- [Directions]: Which lines have the string "remaining"? Copy all of them from the entries below.
====== Data excerpts ======
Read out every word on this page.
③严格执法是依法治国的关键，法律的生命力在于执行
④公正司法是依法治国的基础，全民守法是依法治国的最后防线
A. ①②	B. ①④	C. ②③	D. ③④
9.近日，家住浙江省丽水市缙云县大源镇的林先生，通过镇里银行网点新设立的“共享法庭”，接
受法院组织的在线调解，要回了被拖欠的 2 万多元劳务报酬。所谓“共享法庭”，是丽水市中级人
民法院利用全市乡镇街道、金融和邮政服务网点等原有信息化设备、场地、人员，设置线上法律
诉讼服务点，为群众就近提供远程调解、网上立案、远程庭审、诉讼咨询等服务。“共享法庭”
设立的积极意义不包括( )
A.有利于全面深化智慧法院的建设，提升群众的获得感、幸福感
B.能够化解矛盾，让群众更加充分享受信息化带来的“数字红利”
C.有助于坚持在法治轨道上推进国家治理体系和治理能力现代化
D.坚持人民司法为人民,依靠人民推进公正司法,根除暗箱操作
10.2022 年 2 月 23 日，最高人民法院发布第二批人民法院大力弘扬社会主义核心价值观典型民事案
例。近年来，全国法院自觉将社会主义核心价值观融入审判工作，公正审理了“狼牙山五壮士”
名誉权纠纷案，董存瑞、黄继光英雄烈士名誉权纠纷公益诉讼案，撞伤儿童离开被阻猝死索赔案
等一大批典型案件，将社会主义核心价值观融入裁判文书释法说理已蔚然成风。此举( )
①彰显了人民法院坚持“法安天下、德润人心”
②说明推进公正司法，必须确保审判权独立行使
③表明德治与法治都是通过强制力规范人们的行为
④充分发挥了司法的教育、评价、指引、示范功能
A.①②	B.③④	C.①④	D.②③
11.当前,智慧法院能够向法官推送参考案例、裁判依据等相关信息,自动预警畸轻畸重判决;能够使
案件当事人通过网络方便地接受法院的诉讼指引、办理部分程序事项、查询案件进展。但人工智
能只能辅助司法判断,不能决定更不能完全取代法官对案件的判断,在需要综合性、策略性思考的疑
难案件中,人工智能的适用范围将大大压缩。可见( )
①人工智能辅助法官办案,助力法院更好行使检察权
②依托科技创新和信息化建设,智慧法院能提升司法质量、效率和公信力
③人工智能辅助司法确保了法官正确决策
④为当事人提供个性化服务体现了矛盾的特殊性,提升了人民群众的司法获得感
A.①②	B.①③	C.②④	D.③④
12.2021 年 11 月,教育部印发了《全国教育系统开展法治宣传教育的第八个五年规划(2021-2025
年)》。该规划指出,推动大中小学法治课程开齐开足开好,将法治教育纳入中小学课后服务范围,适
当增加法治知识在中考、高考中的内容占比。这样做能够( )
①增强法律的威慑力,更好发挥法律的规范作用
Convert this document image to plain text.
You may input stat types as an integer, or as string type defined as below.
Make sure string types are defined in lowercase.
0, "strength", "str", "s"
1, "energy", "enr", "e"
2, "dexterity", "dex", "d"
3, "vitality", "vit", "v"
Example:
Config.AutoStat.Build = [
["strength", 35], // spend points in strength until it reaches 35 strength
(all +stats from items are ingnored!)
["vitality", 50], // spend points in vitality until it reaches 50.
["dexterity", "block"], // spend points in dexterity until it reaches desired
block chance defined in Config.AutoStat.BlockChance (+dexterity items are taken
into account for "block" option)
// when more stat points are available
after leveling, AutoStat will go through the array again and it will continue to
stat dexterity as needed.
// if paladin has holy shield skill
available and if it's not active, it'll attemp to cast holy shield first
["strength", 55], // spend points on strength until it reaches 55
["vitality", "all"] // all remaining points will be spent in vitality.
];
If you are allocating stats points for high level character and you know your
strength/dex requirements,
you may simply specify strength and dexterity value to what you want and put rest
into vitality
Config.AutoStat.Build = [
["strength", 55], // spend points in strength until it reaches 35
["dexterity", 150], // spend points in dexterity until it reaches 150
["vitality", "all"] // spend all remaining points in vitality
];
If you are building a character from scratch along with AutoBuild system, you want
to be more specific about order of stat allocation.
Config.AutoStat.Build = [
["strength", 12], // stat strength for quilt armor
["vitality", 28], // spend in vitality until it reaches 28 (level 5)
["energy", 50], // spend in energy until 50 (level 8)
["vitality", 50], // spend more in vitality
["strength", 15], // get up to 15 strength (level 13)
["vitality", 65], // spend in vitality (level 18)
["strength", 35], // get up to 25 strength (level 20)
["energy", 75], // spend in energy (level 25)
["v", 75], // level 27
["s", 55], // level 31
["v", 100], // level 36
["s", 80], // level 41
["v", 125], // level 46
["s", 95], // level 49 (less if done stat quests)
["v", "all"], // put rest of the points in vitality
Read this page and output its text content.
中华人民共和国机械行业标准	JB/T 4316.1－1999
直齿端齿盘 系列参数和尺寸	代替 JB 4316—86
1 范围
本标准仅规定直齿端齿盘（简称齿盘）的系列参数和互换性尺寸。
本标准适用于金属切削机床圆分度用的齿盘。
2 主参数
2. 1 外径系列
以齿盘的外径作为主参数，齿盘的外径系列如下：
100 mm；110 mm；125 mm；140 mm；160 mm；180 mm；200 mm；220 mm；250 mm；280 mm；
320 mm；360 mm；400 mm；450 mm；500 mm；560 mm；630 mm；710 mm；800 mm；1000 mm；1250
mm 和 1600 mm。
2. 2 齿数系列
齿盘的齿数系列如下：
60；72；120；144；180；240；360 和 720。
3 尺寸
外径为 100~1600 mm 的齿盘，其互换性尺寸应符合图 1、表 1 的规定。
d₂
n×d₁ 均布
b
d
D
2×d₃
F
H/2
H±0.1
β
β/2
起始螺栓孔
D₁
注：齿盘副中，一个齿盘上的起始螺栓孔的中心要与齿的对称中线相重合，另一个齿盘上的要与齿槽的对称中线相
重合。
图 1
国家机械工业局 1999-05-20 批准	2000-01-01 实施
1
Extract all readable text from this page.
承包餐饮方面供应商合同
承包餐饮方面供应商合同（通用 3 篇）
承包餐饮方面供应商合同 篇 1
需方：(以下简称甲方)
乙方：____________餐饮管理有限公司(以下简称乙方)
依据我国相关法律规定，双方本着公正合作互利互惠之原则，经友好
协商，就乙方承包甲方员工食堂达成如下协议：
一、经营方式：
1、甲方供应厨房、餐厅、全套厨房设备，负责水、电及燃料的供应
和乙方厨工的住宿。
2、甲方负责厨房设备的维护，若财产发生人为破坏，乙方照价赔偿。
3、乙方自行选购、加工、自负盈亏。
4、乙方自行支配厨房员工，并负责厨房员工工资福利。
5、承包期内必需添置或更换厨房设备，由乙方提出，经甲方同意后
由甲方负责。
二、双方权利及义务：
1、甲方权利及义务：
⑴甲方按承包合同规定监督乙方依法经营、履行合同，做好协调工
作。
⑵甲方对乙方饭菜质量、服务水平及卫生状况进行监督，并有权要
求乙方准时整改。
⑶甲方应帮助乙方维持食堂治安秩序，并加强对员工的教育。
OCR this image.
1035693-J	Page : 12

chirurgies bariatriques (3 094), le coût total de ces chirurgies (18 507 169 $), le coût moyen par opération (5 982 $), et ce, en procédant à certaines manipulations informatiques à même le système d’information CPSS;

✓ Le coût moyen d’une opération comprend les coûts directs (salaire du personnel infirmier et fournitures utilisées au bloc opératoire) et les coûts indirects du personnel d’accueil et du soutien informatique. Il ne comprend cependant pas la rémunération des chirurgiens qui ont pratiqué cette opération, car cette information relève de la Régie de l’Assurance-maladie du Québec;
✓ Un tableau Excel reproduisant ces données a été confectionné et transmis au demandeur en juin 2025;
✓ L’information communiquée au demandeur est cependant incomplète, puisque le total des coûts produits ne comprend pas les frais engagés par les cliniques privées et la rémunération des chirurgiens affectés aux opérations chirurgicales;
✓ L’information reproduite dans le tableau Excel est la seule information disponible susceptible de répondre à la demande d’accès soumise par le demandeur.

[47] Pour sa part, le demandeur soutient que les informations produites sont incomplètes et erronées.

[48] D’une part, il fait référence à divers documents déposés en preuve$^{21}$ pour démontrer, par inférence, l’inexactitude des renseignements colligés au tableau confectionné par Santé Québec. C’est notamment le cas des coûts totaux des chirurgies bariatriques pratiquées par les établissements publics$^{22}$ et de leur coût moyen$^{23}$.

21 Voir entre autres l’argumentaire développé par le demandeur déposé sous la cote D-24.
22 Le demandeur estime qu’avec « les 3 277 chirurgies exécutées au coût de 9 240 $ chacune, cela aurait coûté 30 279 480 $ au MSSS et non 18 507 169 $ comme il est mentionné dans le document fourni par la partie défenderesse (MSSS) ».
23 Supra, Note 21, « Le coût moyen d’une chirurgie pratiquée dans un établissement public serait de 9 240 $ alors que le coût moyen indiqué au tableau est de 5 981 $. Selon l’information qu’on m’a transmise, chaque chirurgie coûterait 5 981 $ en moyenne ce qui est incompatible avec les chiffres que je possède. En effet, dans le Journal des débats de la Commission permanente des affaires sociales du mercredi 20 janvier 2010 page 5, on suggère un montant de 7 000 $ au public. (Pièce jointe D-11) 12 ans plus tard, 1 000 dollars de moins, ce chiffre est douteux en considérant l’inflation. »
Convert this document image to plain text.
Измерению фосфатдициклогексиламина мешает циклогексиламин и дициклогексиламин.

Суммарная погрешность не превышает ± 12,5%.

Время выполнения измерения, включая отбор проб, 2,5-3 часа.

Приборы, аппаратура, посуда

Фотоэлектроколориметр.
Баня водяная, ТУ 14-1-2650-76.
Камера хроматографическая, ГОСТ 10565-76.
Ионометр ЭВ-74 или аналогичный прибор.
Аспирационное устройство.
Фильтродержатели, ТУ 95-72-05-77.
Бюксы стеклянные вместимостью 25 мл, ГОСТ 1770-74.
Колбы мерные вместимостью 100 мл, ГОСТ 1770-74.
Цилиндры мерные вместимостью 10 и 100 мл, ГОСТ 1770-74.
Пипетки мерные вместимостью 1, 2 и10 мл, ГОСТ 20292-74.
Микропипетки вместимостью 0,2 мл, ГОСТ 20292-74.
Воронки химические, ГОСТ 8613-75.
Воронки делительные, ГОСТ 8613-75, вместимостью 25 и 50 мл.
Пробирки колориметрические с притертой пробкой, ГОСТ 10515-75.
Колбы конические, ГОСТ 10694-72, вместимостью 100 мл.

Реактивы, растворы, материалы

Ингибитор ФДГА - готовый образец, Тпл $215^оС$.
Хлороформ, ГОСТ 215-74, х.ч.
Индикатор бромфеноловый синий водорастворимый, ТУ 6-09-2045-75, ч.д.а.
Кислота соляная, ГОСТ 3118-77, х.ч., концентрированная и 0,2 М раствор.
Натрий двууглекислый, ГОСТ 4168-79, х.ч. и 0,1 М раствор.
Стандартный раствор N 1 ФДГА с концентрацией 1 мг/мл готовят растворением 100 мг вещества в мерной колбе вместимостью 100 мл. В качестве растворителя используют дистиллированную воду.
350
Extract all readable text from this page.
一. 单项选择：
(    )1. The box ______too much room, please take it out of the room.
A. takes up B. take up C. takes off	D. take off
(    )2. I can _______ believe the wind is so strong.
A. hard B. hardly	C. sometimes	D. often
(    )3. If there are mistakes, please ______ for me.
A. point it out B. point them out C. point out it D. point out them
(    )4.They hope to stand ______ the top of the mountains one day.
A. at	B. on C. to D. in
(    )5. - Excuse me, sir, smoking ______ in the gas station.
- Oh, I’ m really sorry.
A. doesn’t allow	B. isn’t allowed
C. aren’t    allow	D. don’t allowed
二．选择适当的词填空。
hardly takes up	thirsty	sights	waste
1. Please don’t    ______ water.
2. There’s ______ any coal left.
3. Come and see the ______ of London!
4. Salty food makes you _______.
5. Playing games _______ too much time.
======
- [Completed task]:
["vitality", "all"] // all remaining points will be spent in vitality.
["vitality", "all"] // spend all remaining points in vitality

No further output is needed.